▶ EXERCISE
Reproduce each line exactly.
━━━
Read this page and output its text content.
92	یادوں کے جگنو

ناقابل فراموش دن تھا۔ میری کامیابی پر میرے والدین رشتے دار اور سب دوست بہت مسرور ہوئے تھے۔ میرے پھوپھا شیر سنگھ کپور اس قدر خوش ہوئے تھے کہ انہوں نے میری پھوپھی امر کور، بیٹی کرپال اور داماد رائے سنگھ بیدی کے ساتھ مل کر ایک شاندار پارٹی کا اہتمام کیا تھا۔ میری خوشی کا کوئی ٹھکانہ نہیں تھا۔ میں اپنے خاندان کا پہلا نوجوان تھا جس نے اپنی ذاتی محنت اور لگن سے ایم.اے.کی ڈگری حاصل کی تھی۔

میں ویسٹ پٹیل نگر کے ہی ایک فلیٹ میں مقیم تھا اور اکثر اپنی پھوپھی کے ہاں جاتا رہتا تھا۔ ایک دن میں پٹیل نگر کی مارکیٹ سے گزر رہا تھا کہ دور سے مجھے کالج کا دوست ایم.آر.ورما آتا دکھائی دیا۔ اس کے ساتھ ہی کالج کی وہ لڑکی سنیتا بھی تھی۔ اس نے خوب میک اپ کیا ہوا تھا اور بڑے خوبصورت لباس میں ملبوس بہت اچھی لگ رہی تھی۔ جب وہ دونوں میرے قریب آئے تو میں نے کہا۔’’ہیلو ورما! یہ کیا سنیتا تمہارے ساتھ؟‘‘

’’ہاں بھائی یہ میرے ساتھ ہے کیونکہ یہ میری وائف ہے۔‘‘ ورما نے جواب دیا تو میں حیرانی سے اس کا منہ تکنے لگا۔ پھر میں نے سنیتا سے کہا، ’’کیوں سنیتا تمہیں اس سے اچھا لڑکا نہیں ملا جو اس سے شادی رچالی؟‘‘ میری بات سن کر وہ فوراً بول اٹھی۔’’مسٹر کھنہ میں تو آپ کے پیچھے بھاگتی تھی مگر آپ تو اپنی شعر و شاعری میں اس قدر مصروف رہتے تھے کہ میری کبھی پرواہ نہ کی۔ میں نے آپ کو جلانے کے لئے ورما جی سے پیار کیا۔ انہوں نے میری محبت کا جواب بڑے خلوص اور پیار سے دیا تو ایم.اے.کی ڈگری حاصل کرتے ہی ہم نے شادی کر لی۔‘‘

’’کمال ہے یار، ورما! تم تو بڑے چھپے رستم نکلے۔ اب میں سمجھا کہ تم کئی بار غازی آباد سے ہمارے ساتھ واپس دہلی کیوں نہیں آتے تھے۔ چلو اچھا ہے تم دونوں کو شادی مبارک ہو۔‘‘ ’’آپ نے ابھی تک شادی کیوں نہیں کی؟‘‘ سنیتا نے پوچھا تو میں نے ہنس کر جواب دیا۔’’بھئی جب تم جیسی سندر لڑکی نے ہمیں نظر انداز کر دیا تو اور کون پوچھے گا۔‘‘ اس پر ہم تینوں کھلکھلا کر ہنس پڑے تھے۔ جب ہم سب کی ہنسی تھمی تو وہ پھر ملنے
━━━
▶ RESPONSE TO THIS TASK
Read this page and output its text content.
92	یادوں کے جگنو

ناقابل فراموش دن تھا۔ میری کامیابی پر میرے والدین رشتے دار اور سب دوست بہت مسرور ہوئے تھے۔ میرے پھوپھا شیر سنگھ کپور اس قدر خوش ہوئے تھے کہ انہوں نے میری پھوپھی امر کور، بیٹی کرپال اور داماد رائے سنگھ بیدی کے ساتھ مل کر ایک شاندار پارٹی کا اہتمام کیا تھا۔ میری خوشی کا کوئی ٹھکانہ نہیں تھا۔ میں اپنے خاندان کا پہلا نوجوان تھا جس نے اپنی ذاتی محنت اور لگن سے ایم.اے.کی ڈگری حاصل کی تھی۔

میں ویسٹ پٹیل نگر کے ہی ایک فلیٹ میں مقیم تھا اور اکثر اپنی پھوپھی کے ہاں جاتا رہتا تھا۔ ایک دن میں پٹیل نگر کی مارکیٹ سے گزر رہا تھا کہ دور سے مجھے کالج کا دوست ایم.آر.ورما آتا دکھائی دیا۔ اس کے ساتھ ہی کالج کی وہ لڑکی سنیتا بھی تھی۔ اس نے خوب میک اپ کیا ہوا تھا اور بڑے خوبصورت لباس میں ملبوس بہت اچھی لگ رہی تھی۔ جب وہ دونوں میرے قریب آئے تو میں نے کہا۔’’ہیلو ورما! یہ کیا سنیتا تمہارے ساتھ؟‘‘

’’ہاں بھائی یہ میرے ساتھ ہے کیونکہ یہ میری وائف ہے۔‘‘ ورما نے جواب دیا تو میں حیرانی سے اس کا منہ تکنے لگا۔ پھر میں نے سنیتا سے کہا، ’’کیوں سنیتا تمہیں اس سے اچھا لڑکا نہیں ملا جو اس سے شادی رچالی؟‘‘ میری بات سن کر وہ فوراً بول اٹھی۔’’مسٹر کھنہ میں تو آپ کے پیچھے بھاگتی تھی مگر آپ تو اپنی شعر و شاعری میں اس قدر مصروف رہتے تھے کہ میری کبھی پرواہ نہ کی۔ میں نے آپ کو جلانے کے لئے ورما جی سے پیار کیا۔ انہوں نے میری محبت کا جواب بڑے خلوص اور پیار سے دیا تو ایم.اے.کی ڈگری حاصل کرتے ہی ہم نے شادی کر لی۔‘‘

’’کمال ہے یار، ورما! تم تو بڑے چھپے رستم نکلے۔ اب میں سمجھا کہ تم کئی بار غازی آباد سے ہمارے ساتھ واپس دہلی کیوں نہیں آتے تھے۔ چلو اچھا ہے تم دونوں کو شادی مبارک ہو۔‘‘ ’’آپ نے ابھی تک شادی کیوں نہیں کی؟‘‘ سنیتا نے پوچھا تو میں نے ہنس کر جواب دیا۔’’بھئی جب تم جیسی سندر لڑکی نے ہمیں نظر انداز کر دیا تو اور کون پوچھے گا۔‘‘ اس پر ہم تینوں کھلکھلا کر ہنس پڑے تھے۔ جب ہم سب کی ہنسی تھمی تو وہ پھر ملنے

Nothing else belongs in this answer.